**DIRECTION**
Give the material once more, word for word, without any images.

(Items from a dataset)

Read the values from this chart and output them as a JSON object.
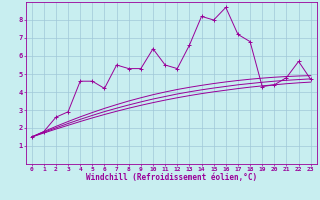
{
  "xlabel": "Windchill (Refroidissement éolien,°C)",
  "background_color": "#c8eef0",
  "grid_color": "#a0c8d8",
  "line_color": "#990099",
  "x_data": [
    0,
    1,
    2,
    3,
    4,
    5,
    6,
    7,
    8,
    9,
    10,
    11,
    12,
    13,
    14,
    15,
    16,
    17,
    18,
    19,
    20,
    21,
    22,
    23
  ],
  "y_main": [
    1.5,
    1.8,
    2.6,
    2.9,
    4.6,
    4.6,
    4.2,
    5.5,
    5.3,
    5.3,
    6.4,
    5.5,
    5.3,
    6.6,
    8.2,
    8.0,
    8.7,
    7.2,
    6.8,
    4.3,
    4.4,
    4.8,
    5.7,
    4.7
  ],
  "y_reg1": [
    1.5,
    1.72,
    1.94,
    2.15,
    2.36,
    2.56,
    2.75,
    2.93,
    3.1,
    3.26,
    3.41,
    3.55,
    3.68,
    3.8,
    3.91,
    4.01,
    4.1,
    4.19,
    4.27,
    4.34,
    4.4,
    4.46,
    4.51,
    4.55
  ],
  "y_reg2": [
    1.5,
    1.76,
    2.01,
    2.25,
    2.48,
    2.7,
    2.91,
    3.1,
    3.28,
    3.45,
    3.61,
    3.75,
    3.89,
    4.01,
    4.12,
    4.22,
    4.31,
    4.4,
    4.47,
    4.54,
    4.6,
    4.65,
    4.69,
    4.73
  ],
  "y_reg3": [
    1.5,
    1.8,
    2.09,
    2.36,
    2.62,
    2.86,
    3.09,
    3.3,
    3.5,
    3.68,
    3.85,
    4.0,
    4.14,
    4.26,
    4.37,
    4.47,
    4.56,
    4.64,
    4.71,
    4.77,
    4.82,
    4.86,
    4.89,
    4.91
  ],
  "xlim": [
    -0.5,
    23.5
  ],
  "ylim": [
    0,
    9
  ],
  "xticks": [
    0,
    1,
    2,
    3,
    4,
    5,
    6,
    7,
    8,
    9,
    10,
    11,
    12,
    13,
    14,
    15,
    16,
    17,
    18,
    19,
    20,
    21,
    22,
    23
  ],
  "yticks": [
    1,
    2,
    3,
    4,
    5,
    6,
    7,
    8
  ]
}
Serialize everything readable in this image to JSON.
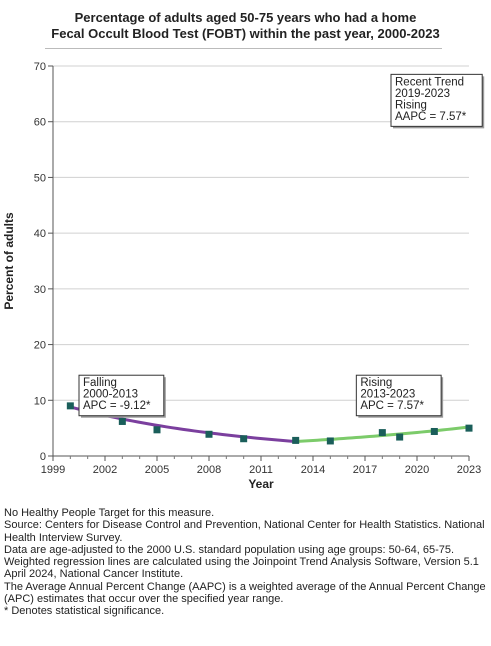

**TASK OUTPUT**
Read the values from this chart and output them as a JSON object.
{
  "xlabel": "Windchill (Refroidissement éolien,°C)",
  "background_color": "#c8eef0",
  "grid_color": "#a0c8d8",
  "line_color": "#990099",
  "x_data": [
    0,
    1,
    2,
    3,
    4,
    5,
    6,
    7,
    8,
    9,
    10,
    11,
    12,
    13,
    14,
    15,
    16,
    17,
    18,
    19,
    20,
    21,
    22,
    23
  ],
  "y_main": [
    1.5,
    1.8,
    2.6,
    2.9,
    4.6,
    4.6,
    4.2,
    5.5,
    5.3,
    5.3,
    6.4,
    5.5,
    5.3,
    6.6,
    8.2,
    8.0,
    8.7,
    7.2,
    6.8,
    4.3,
    4.4,
    4.8,
    5.7,
    4.7
  ],
  "y_reg1": [
    1.5,
    1.72,
    1.94,
    2.15,
    2.36,
    2.56,
    2.75,
    2.93,
    3.1,
    3.26,
    3.41,
    3.55,
    3.68,
    3.8,
    3.91,
    4.01,
    4.1,
    4.19,
    4.27,
    4.34,
    4.4,
    4.46,
    4.51,
    4.55
  ],
  "y_reg2": [
    1.5,
    1.76,
    2.01,
    2.25,
    2.48,
    2.7,
    2.91,
    3.1,
    3.28,
    3.45,
    3.61,
    3.75,
    3.89,
    4.01,
    4.12,
    4.22,
    4.31,
    4.4,
    4.47,
    4.54,
    4.6,
    4.65,
    4.69,
    4.73
  ],
  "y_reg3": [
    1.5,
    1.8,
    2.09,
    2.36,
    2.62,
    2.86,
    3.09,
    3.3,
    3.5,
    3.68,
    3.85,
    4.0,
    4.14,
    4.26,
    4.37,
    4.47,
    4.56,
    4.64,
    4.71,
    4.77,
    4.82,
    4.86,
    4.89,
    4.91
  ],
  "xlim": [
    -0.5,
    23.5
  ],
  "ylim": [
    0,
    9
  ],
  "xticks": [
    0,
    1,
    2,
    3,
    4,
    5,
    6,
    7,
    8,
    9,
    10,
    11,
    12,
    13,
    14,
    15,
    16,
    17,
    18,
    19,
    20,
    21,
    22,
    23
  ],
  "yticks": [
    1,
    2,
    3,
    4,
    5,
    6,
    7,
    8
  ]
}
Serialize everything readable in this image to JSON.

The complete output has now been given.